Excerpt from a dataset:
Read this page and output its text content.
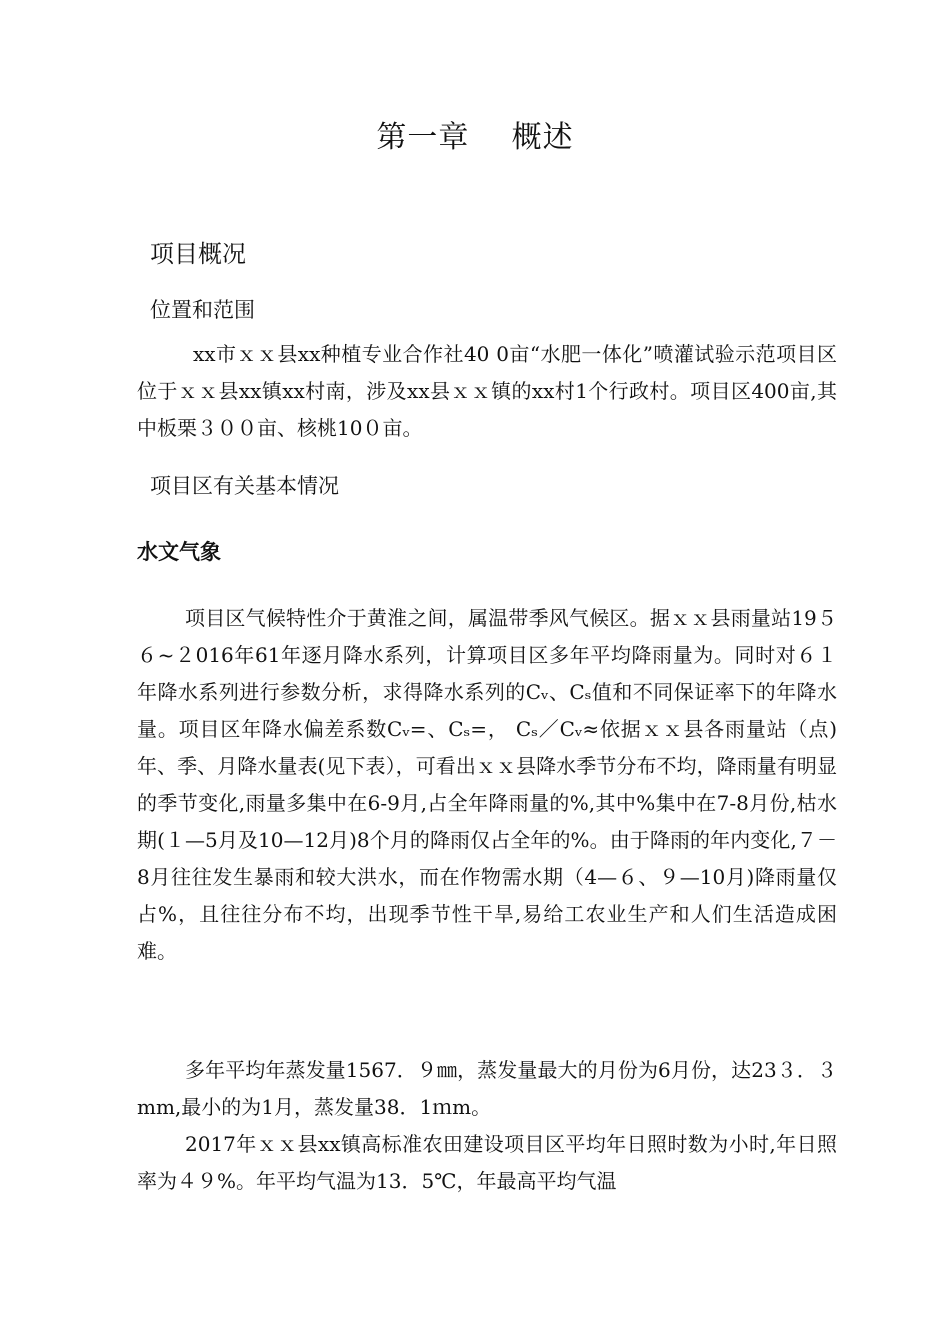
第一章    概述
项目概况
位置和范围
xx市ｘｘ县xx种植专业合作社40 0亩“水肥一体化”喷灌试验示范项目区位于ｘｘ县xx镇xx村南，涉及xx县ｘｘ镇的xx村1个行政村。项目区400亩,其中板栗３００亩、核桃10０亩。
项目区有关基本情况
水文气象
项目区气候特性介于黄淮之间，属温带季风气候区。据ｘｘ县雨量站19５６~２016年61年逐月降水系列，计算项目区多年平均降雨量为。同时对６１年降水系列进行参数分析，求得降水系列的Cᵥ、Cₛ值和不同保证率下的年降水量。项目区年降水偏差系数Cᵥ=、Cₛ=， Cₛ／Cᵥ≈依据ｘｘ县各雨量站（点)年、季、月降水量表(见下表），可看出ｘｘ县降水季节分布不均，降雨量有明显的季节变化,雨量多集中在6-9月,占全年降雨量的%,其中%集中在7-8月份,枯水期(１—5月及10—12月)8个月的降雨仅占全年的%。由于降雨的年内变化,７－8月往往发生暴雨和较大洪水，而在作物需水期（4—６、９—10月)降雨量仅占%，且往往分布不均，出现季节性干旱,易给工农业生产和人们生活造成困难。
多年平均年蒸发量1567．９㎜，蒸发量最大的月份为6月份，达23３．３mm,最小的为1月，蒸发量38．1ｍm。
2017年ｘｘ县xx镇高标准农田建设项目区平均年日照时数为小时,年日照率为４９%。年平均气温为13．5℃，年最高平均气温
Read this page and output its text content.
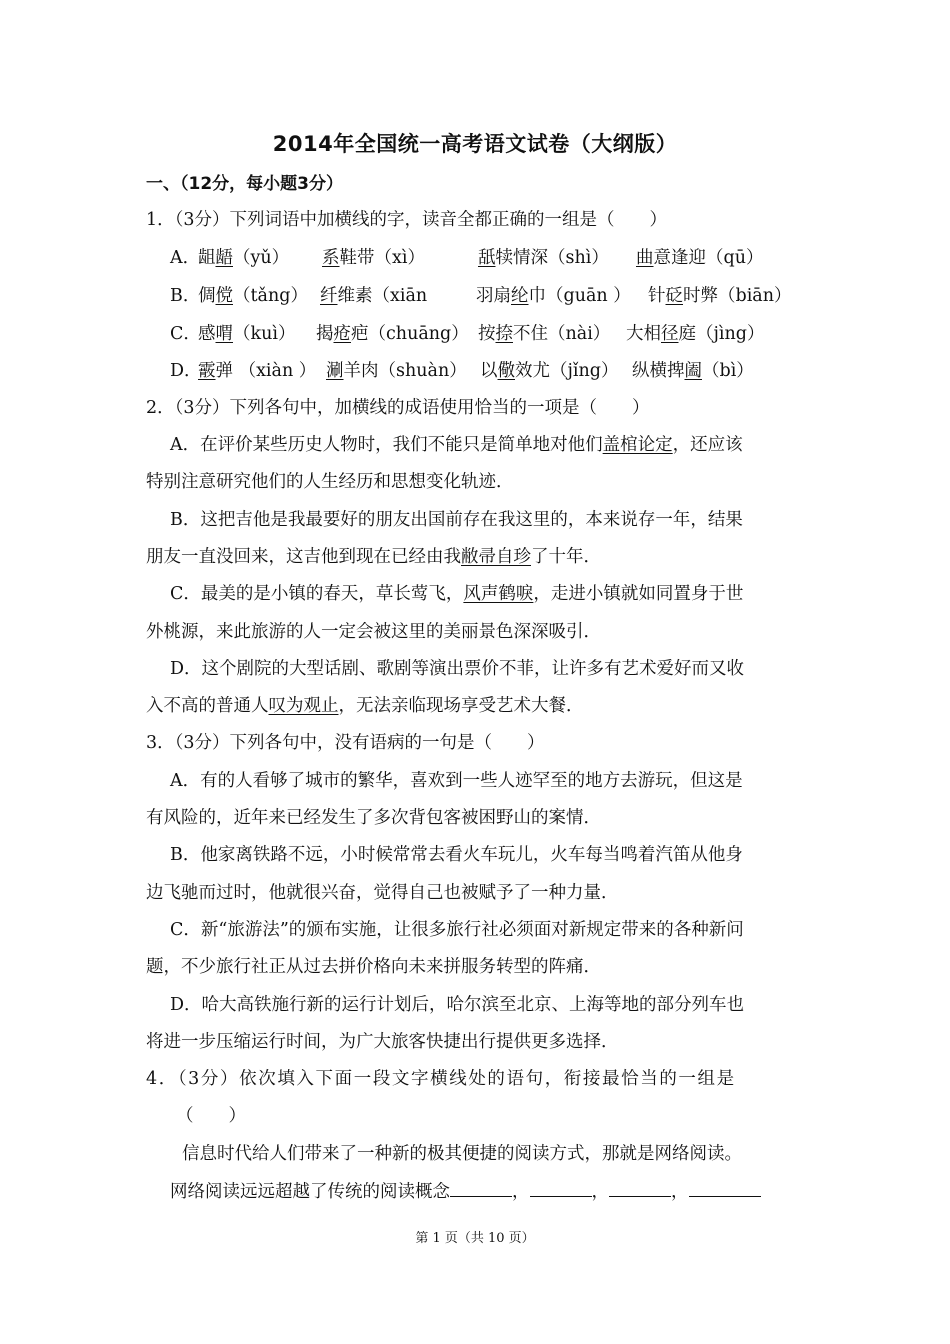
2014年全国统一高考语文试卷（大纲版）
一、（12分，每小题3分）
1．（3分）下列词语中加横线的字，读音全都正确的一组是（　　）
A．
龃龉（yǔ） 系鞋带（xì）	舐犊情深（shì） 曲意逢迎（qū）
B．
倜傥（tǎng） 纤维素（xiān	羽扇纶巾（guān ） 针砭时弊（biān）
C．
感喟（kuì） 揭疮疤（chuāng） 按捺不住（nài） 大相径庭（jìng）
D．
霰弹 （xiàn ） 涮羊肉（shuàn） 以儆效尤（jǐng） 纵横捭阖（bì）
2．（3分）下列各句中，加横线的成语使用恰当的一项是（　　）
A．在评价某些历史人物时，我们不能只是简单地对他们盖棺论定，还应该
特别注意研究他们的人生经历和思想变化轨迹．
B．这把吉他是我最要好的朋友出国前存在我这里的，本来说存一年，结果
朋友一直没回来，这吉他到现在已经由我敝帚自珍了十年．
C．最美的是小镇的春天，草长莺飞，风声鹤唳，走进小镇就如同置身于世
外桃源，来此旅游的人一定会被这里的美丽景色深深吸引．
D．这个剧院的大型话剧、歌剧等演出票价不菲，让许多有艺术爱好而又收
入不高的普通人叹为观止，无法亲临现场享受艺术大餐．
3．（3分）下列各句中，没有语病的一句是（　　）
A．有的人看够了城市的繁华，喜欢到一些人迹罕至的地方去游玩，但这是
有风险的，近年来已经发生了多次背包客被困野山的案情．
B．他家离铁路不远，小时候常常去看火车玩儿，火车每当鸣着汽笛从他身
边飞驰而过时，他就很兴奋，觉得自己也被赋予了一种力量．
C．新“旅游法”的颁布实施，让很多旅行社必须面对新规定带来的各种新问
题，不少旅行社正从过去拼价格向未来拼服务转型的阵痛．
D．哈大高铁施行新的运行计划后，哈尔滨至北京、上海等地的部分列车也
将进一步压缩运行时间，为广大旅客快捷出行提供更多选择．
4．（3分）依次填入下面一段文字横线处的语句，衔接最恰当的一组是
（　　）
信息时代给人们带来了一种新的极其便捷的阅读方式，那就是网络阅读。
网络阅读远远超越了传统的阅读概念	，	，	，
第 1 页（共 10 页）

Problem requirements: Find every line above that contains the word "下列各句中", and return each one.

Complete answer:
2．（3分）下列各句中，加横线的成语使用恰当的一项是（　　）
3．（3分）下列各句中，没有语病的一句是（　　）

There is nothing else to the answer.